● **Required task**: Pictures do not belong in the copy; transcribe everything else in the records exactly.

####

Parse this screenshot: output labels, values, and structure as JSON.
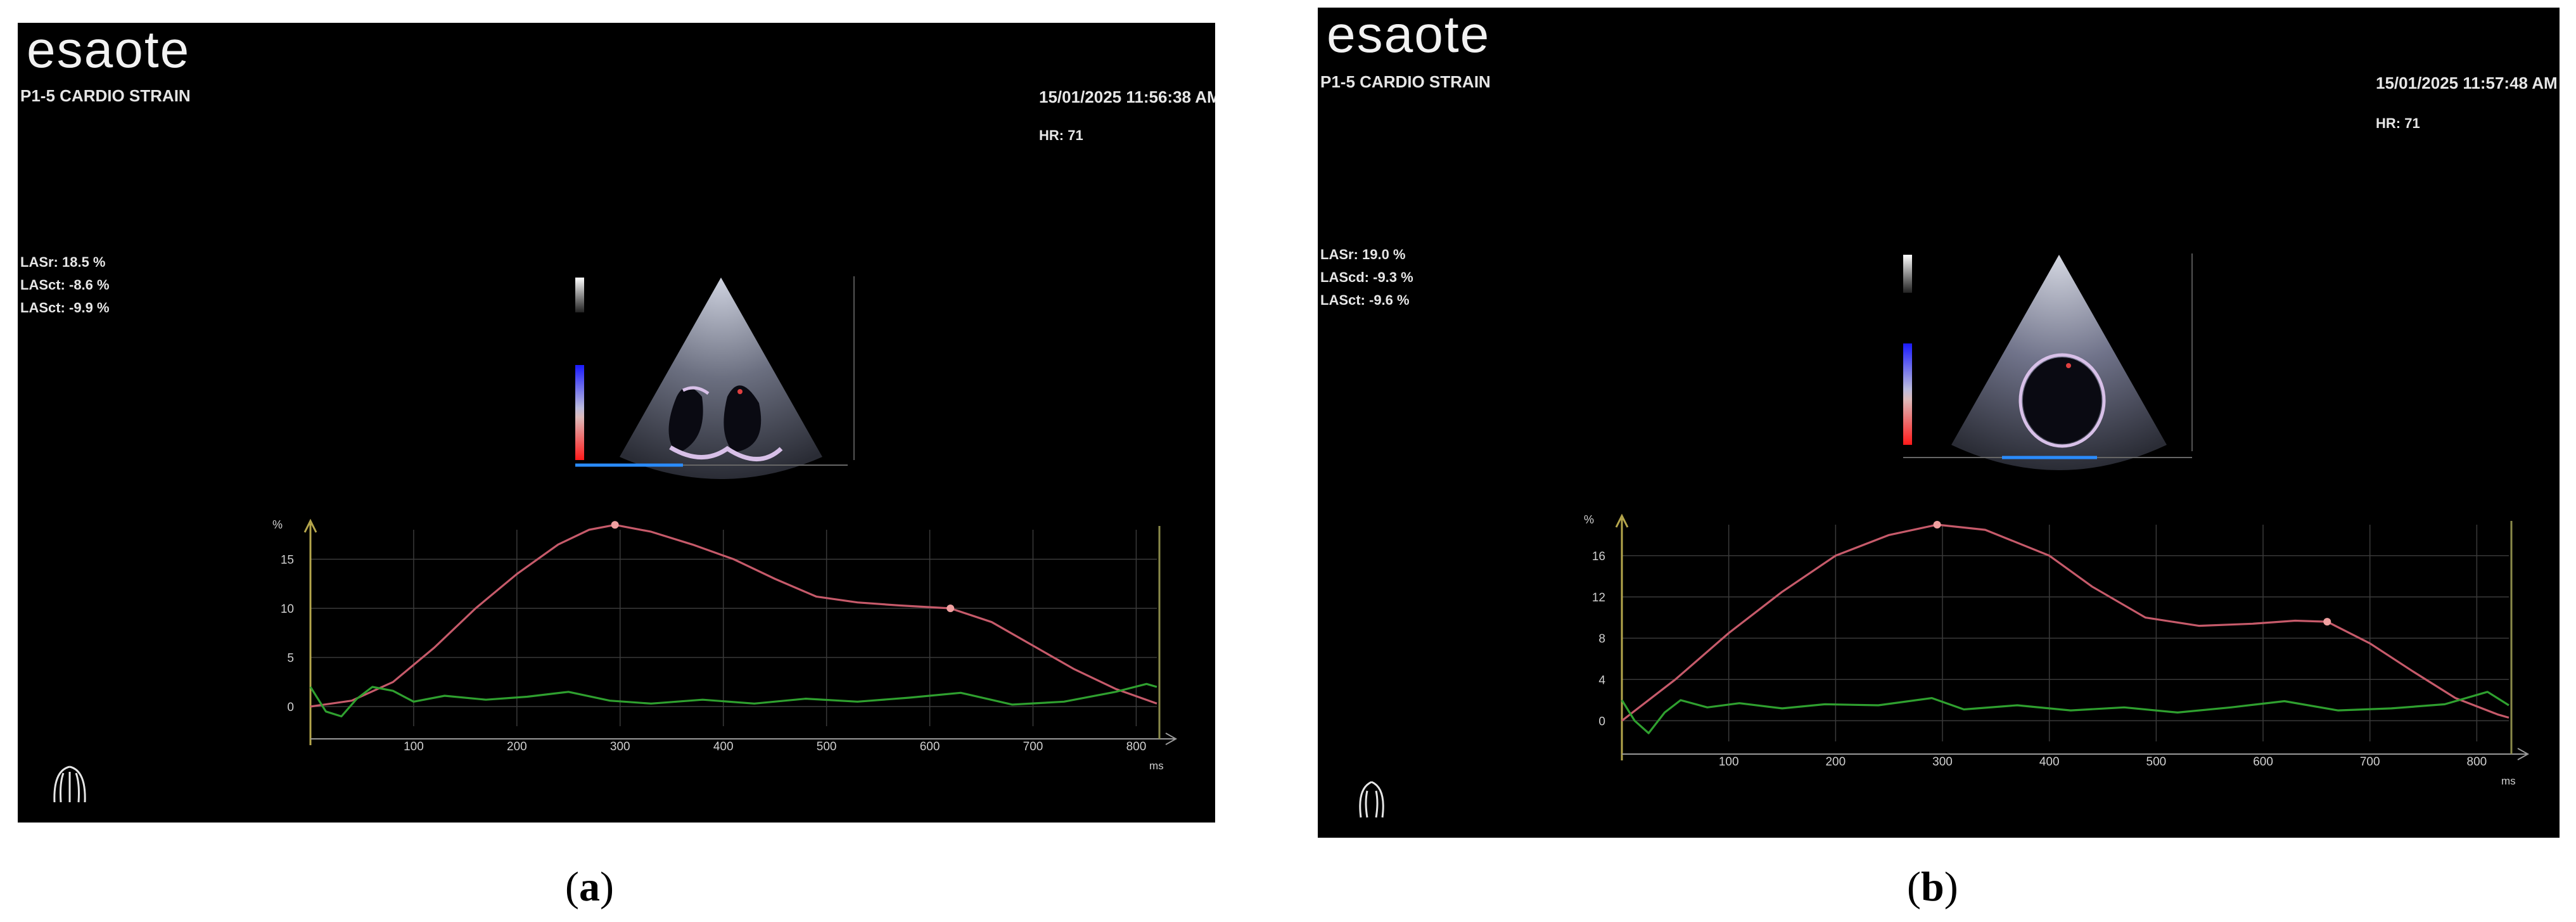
{
  "panels": [
    {
      "logo": "esaote",
      "mode": "P1-5 CARDIO STRAIN",
      "datetime": "15/01/2025 11:56:38 AM",
      "hr": "HR: 71",
      "measurements": [
        "LASr: 18.5 %",
        "LASct: -8.6 %",
        "LASct: -9.9 %"
      ],
      "caption_letter": "a",
      "chart_data": {
        "type": "line",
        "ylabel": "%",
        "xlabel": "ms",
        "xlim": [
          0,
          820
        ],
        "ylim": [
          -2,
          18
        ],
        "xticks": [
          100,
          200,
          300,
          400,
          500,
          600,
          700,
          800
        ],
        "yticks": [
          0,
          5,
          10,
          15
        ],
        "grid": true,
        "series": [
          {
            "color": "#c65a6a",
            "points": [
              [
                0,
                0
              ],
              [
                40,
                0.6
              ],
              [
                80,
                2.5
              ],
              [
                120,
                6
              ],
              [
                160,
                10
              ],
              [
                200,
                13.5
              ],
              [
                240,
                16.5
              ],
              [
                270,
                18
              ],
              [
                295,
                18.5
              ],
              [
                330,
                17.8
              ],
              [
                370,
                16.5
              ],
              [
                410,
                15
              ],
              [
                450,
                13
              ],
              [
                490,
                11.2
              ],
              [
                530,
                10.6
              ],
              [
                570,
                10.3
              ],
              [
                620,
                10
              ],
              [
                660,
                8.6
              ],
              [
                700,
                6.2
              ],
              [
                740,
                3.8
              ],
              [
                780,
                1.8
              ],
              [
                820,
                0.3
              ]
            ],
            "markers": [
              [
                295,
                18.5
              ],
              [
                620,
                10
              ]
            ]
          },
          {
            "color": "#2fa02f",
            "points": [
              [
                0,
                2
              ],
              [
                15,
                -0.5
              ],
              [
                30,
                -1
              ],
              [
                45,
                0.8
              ],
              [
                60,
                2
              ],
              [
                80,
                1.6
              ],
              [
                100,
                0.5
              ],
              [
                130,
                1.1
              ],
              [
                170,
                0.7
              ],
              [
                210,
                1
              ],
              [
                250,
                1.5
              ],
              [
                290,
                0.6
              ],
              [
                330,
                0.3
              ],
              [
                380,
                0.7
              ],
              [
                430,
                0.3
              ],
              [
                480,
                0.8
              ],
              [
                530,
                0.5
              ],
              [
                580,
                0.9
              ],
              [
                630,
                1.4
              ],
              [
                680,
                0.2
              ],
              [
                730,
                0.5
              ],
              [
                780,
                1.5
              ],
              [
                810,
                2.3
              ],
              [
                820,
                2
              ]
            ]
          }
        ]
      }
    },
    {
      "logo": "esaote",
      "mode": "P1-5 CARDIO STRAIN",
      "datetime": "15/01/2025 11:57:48 AM",
      "hr": "HR: 71",
      "measurements": [
        "LASr: 19.0 %",
        "LAScd: -9.3 %",
        "LASct: -9.6 %"
      ],
      "caption_letter": "b",
      "chart_data": {
        "type": "line",
        "ylabel": "%",
        "xlabel": "ms",
        "xlim": [
          0,
          830
        ],
        "ylim": [
          -2,
          19
        ],
        "xticks": [
          100,
          200,
          300,
          400,
          500,
          600,
          700,
          800
        ],
        "yticks": [
          0,
          4,
          8,
          12,
          16
        ],
        "grid": true,
        "series": [
          {
            "color": "#c65a6a",
            "points": [
              [
                0,
                0
              ],
              [
                50,
                4
              ],
              [
                100,
                8.5
              ],
              [
                150,
                12.5
              ],
              [
                200,
                16
              ],
              [
                250,
                18
              ],
              [
                295,
                19
              ],
              [
                340,
                18.5
              ],
              [
                400,
                16
              ],
              [
                440,
                13
              ],
              [
                490,
                10
              ],
              [
                540,
                9.2
              ],
              [
                590,
                9.4
              ],
              [
                630,
                9.7
              ],
              [
                660,
                9.6
              ],
              [
                700,
                7.5
              ],
              [
                740,
                4.8
              ],
              [
                780,
                2.2
              ],
              [
                820,
                0.6
              ],
              [
                830,
                0.3
              ]
            ],
            "markers": [
              [
                295,
                19
              ],
              [
                660,
                9.6
              ]
            ]
          },
          {
            "color": "#2fa02f",
            "points": [
              [
                0,
                2
              ],
              [
                12,
                0
              ],
              [
                25,
                -1.2
              ],
              [
                40,
                0.8
              ],
              [
                55,
                2
              ],
              [
                80,
                1.3
              ],
              [
                110,
                1.7
              ],
              [
                150,
                1.2
              ],
              [
                190,
                1.6
              ],
              [
                240,
                1.5
              ],
              [
                290,
                2.2
              ],
              [
                320,
                1.1
              ],
              [
                370,
                1.5
              ],
              [
                420,
                1
              ],
              [
                470,
                1.3
              ],
              [
                520,
                0.8
              ],
              [
                570,
                1.3
              ],
              [
                620,
                1.9
              ],
              [
                670,
                1
              ],
              [
                720,
                1.2
              ],
              [
                770,
                1.6
              ],
              [
                810,
                2.8
              ],
              [
                830,
                1.5
              ]
            ]
          }
        ]
      }
    }
  ]
}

####

● **Solution to this task**:
Parse this screenshot: output labels, values, and structure as JSON.
{
  "panels": [
    {
      "logo": "esaote",
      "mode": "P1-5 CARDIO STRAIN",
      "datetime": "15/01/2025 11:56:38 AM",
      "hr": "HR: 71",
      "measurements": [
        "LASr: 18.5 %",
        "LASct: -8.6 %",
        "LASct: -9.9 %"
      ],
      "caption_letter": "a",
      "chart_data": {
        "type": "line",
        "ylabel": "%",
        "xlabel": "ms",
        "xlim": [
          0,
          820
        ],
        "ylim": [
          -2,
          18
        ],
        "xticks": [
          100,
          200,
          300,
          400,
          500,
          600,
          700,
          800
        ],
        "yticks": [
          0,
          5,
          10,
          15
        ],
        "grid": true,
        "series": [
          {
            "color": "#c65a6a",
            "points": [
              [
                0,
                0
              ],
              [
                40,
                0.6
              ],
              [
                80,
                2.5
              ],
              [
                120,
                6
              ],
              [
                160,
                10
              ],
              [
                200,
                13.5
              ],
              [
                240,
                16.5
              ],
              [
                270,
                18
              ],
              [
                295,
                18.5
              ],
              [
                330,
                17.8
              ],
              [
                370,
                16.5
              ],
              [
                410,
                15
              ],
              [
                450,
                13
              ],
              [
                490,
                11.2
              ],
              [
                530,
                10.6
              ],
              [
                570,
                10.3
              ],
              [
                620,
                10
              ],
              [
                660,
                8.6
              ],
              [
                700,
                6.2
              ],
              [
                740,
                3.8
              ],
              [
                780,
                1.8
              ],
              [
                820,
                0.3
              ]
            ],
            "markers": [
              [
                295,
                18.5
              ],
              [
                620,
                10
              ]
            ]
          },
          {
            "color": "#2fa02f",
            "points": [
              [
                0,
                2
              ],
              [
                15,
                -0.5
              ],
              [
                30,
                -1
              ],
              [
                45,
                0.8
              ],
              [
                60,
                2
              ],
              [
                80,
                1.6
              ],
              [
                100,
                0.5
              ],
              [
                130,
                1.1
              ],
              [
                170,
                0.7
              ],
              [
                210,
                1
              ],
              [
                250,
                1.5
              ],
              [
                290,
                0.6
              ],
              [
                330,
                0.3
              ],
              [
                380,
                0.7
              ],
              [
                430,
                0.3
              ],
              [
                480,
                0.8
              ],
              [
                530,
                0.5
              ],
              [
                580,
                0.9
              ],
              [
                630,
                1.4
              ],
              [
                680,
                0.2
              ],
              [
                730,
                0.5
              ],
              [
                780,
                1.5
              ],
              [
                810,
                2.3
              ],
              [
                820,
                2
              ]
            ]
          }
        ]
      }
    },
    {
      "logo": "esaote",
      "mode": "P1-5 CARDIO STRAIN",
      "datetime": "15/01/2025 11:57:48 AM",
      "hr": "HR: 71",
      "measurements": [
        "LASr: 19.0 %",
        "LAScd: -9.3 %",
        "LASct: -9.6 %"
      ],
      "caption_letter": "b",
      "chart_data": {
        "type": "line",
        "ylabel": "%",
        "xlabel": "ms",
        "xlim": [
          0,
          830
        ],
        "ylim": [
          -2,
          19
        ],
        "xticks": [
          100,
          200,
          300,
          400,
          500,
          600,
          700,
          800
        ],
        "yticks": [
          0,
          4,
          8,
          12,
          16
        ],
        "grid": true,
        "series": [
          {
            "color": "#c65a6a",
            "points": [
              [
                0,
                0
              ],
              [
                50,
                4
              ],
              [
                100,
                8.5
              ],
              [
                150,
                12.5
              ],
              [
                200,
                16
              ],
              [
                250,
                18
              ],
              [
                295,
                19
              ],
              [
                340,
                18.5
              ],
              [
                400,
                16
              ],
              [
                440,
                13
              ],
              [
                490,
                10
              ],
              [
                540,
                9.2
              ],
              [
                590,
                9.4
              ],
              [
                630,
                9.7
              ],
              [
                660,
                9.6
              ],
              [
                700,
                7.5
              ],
              [
                740,
                4.8
              ],
              [
                780,
                2.2
              ],
              [
                820,
                0.6
              ],
              [
                830,
                0.3
              ]
            ],
            "markers": [
              [
                295,
                19
              ],
              [
                660,
                9.6
              ]
            ]
          },
          {
            "color": "#2fa02f",
            "points": [
              [
                0,
                2
              ],
              [
                12,
                0
              ],
              [
                25,
                -1.2
              ],
              [
                40,
                0.8
              ],
              [
                55,
                2
              ],
              [
                80,
                1.3
              ],
              [
                110,
                1.7
              ],
              [
                150,
                1.2
              ],
              [
                190,
                1.6
              ],
              [
                240,
                1.5
              ],
              [
                290,
                2.2
              ],
              [
                320,
                1.1
              ],
              [
                370,
                1.5
              ],
              [
                420,
                1
              ],
              [
                470,
                1.3
              ],
              [
                520,
                0.8
              ],
              [
                570,
                1.3
              ],
              [
                620,
                1.9
              ],
              [
                670,
                1
              ],
              [
                720,
                1.2
              ],
              [
                770,
                1.6
              ],
              [
                810,
                2.8
              ],
              [
                830,
                1.5
              ]
            ]
          }
        ]
      }
    }
  ]
}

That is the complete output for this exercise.